**Your instructions:**
Give only the number of lines where "along" occurs.

╭──

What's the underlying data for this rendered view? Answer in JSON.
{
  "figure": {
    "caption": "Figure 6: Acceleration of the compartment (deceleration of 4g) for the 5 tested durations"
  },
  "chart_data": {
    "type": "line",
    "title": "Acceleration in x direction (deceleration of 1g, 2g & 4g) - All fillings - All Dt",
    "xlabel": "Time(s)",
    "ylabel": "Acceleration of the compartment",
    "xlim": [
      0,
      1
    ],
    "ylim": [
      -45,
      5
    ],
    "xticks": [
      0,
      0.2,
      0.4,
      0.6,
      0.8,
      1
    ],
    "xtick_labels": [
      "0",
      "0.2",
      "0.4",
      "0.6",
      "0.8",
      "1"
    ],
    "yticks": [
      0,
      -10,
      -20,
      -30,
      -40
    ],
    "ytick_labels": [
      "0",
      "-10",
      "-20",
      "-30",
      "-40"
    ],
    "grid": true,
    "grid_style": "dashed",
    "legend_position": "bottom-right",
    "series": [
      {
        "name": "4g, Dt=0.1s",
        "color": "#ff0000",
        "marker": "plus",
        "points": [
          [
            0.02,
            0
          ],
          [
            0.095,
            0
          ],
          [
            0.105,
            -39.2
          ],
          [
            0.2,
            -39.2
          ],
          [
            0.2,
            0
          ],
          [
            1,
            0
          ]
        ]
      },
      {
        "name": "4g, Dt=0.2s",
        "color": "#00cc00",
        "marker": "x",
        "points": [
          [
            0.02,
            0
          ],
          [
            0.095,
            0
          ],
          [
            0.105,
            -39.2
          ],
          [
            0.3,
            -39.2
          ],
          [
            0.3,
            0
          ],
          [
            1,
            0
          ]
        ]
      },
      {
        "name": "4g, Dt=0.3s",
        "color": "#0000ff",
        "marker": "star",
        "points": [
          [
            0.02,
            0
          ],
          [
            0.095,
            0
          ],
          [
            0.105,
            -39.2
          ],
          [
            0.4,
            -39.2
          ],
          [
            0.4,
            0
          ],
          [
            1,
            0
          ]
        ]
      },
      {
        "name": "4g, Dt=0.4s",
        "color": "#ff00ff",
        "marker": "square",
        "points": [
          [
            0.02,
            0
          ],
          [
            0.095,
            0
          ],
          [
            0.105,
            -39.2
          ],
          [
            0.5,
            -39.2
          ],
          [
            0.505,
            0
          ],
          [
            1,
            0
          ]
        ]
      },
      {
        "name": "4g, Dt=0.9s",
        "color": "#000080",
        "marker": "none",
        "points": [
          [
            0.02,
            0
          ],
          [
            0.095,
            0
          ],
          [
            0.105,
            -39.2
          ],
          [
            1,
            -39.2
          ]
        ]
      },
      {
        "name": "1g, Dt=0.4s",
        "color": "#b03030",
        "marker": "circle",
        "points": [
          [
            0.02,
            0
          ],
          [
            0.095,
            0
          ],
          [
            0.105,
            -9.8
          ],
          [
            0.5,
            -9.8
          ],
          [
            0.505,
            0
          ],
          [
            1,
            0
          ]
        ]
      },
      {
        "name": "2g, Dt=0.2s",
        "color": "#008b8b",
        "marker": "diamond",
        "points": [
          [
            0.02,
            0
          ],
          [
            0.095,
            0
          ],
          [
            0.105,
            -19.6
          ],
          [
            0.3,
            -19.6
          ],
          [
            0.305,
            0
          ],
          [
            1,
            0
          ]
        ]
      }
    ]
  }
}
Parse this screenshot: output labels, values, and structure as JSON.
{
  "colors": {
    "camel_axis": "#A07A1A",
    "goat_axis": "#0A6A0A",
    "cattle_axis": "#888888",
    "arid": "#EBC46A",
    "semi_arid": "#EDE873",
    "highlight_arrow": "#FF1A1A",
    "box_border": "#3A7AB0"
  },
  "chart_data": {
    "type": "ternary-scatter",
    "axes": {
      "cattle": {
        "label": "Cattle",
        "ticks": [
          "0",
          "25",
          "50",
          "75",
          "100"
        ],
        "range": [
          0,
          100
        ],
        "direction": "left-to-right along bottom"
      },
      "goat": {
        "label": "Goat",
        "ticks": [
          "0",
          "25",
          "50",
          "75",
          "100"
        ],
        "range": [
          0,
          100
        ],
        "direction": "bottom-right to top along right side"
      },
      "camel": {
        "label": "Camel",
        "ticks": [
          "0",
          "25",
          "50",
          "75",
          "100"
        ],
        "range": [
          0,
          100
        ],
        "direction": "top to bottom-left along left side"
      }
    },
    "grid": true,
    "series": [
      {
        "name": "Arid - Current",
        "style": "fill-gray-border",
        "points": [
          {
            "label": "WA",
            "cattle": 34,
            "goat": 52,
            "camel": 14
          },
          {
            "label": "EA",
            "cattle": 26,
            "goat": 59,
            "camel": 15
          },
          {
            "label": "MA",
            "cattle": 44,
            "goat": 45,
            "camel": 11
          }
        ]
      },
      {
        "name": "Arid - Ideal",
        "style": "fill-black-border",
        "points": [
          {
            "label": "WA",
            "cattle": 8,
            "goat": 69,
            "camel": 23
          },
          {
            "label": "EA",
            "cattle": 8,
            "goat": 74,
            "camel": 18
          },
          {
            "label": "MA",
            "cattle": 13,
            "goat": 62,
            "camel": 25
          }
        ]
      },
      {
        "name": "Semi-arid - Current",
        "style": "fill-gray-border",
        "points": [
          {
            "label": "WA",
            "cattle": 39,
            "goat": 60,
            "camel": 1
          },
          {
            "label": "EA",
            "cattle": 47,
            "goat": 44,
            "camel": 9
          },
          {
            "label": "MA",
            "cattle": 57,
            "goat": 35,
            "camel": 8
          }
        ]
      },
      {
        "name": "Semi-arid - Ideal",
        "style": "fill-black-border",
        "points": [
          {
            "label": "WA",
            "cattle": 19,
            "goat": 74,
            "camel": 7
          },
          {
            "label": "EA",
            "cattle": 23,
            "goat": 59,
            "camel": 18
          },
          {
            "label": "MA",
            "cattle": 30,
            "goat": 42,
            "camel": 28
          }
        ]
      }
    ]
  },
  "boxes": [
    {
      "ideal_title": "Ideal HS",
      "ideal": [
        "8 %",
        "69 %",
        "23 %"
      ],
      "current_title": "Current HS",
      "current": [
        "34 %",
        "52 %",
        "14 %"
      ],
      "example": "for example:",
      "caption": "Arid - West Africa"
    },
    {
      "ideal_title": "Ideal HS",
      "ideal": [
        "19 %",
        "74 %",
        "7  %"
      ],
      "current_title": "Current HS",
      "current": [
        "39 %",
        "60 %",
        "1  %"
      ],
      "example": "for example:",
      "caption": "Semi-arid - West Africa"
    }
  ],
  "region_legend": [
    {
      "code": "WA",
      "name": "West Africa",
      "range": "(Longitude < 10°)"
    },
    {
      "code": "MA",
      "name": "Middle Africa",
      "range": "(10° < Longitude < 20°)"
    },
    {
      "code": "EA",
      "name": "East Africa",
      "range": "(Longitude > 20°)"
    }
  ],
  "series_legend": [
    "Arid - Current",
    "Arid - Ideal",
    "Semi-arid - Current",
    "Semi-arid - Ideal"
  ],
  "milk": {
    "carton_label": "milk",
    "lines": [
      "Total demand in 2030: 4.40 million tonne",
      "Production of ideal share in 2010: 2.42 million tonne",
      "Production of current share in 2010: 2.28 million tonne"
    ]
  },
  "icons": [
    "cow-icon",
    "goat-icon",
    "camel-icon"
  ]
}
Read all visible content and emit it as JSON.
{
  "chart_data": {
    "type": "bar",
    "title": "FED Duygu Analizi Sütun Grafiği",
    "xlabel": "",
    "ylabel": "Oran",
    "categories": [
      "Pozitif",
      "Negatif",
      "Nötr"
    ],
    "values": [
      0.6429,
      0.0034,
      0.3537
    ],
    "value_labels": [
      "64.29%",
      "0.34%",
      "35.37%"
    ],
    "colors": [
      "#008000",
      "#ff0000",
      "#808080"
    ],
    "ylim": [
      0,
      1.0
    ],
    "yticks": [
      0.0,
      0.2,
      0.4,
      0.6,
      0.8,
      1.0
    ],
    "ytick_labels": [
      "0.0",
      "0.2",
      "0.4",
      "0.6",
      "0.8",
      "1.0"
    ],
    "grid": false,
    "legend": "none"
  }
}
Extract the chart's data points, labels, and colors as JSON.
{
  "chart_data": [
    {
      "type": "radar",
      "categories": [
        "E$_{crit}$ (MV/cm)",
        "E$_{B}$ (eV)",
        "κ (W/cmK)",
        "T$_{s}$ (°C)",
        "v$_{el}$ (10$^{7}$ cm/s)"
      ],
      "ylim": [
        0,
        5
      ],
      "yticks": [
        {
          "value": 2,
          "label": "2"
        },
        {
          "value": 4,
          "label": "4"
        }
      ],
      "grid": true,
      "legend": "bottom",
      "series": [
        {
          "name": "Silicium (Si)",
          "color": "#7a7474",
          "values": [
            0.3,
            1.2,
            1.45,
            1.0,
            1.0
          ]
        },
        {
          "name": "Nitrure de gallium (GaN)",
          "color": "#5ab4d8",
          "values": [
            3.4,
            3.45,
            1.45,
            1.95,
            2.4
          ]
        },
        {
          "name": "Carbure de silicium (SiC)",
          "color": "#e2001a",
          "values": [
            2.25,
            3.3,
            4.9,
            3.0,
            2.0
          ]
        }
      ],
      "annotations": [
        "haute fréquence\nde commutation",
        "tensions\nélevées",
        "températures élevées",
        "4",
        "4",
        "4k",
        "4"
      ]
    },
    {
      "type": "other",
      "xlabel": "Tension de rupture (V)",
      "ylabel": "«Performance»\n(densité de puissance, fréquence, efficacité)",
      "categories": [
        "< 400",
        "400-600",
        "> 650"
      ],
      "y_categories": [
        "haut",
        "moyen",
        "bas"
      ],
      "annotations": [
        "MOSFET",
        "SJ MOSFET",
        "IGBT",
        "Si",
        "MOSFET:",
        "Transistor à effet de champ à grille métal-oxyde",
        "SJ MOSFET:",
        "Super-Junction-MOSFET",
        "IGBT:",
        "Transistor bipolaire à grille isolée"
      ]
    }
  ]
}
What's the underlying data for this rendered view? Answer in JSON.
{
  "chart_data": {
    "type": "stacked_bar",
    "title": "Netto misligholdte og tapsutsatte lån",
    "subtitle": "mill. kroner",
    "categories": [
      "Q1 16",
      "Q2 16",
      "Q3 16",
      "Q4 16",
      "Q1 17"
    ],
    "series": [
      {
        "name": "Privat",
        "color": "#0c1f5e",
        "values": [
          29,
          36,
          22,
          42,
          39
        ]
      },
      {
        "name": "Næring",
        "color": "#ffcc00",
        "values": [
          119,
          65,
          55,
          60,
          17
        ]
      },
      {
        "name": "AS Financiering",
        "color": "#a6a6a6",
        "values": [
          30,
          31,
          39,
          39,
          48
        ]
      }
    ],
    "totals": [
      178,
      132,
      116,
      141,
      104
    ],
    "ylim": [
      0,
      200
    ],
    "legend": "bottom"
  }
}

╰──

**Response:**
3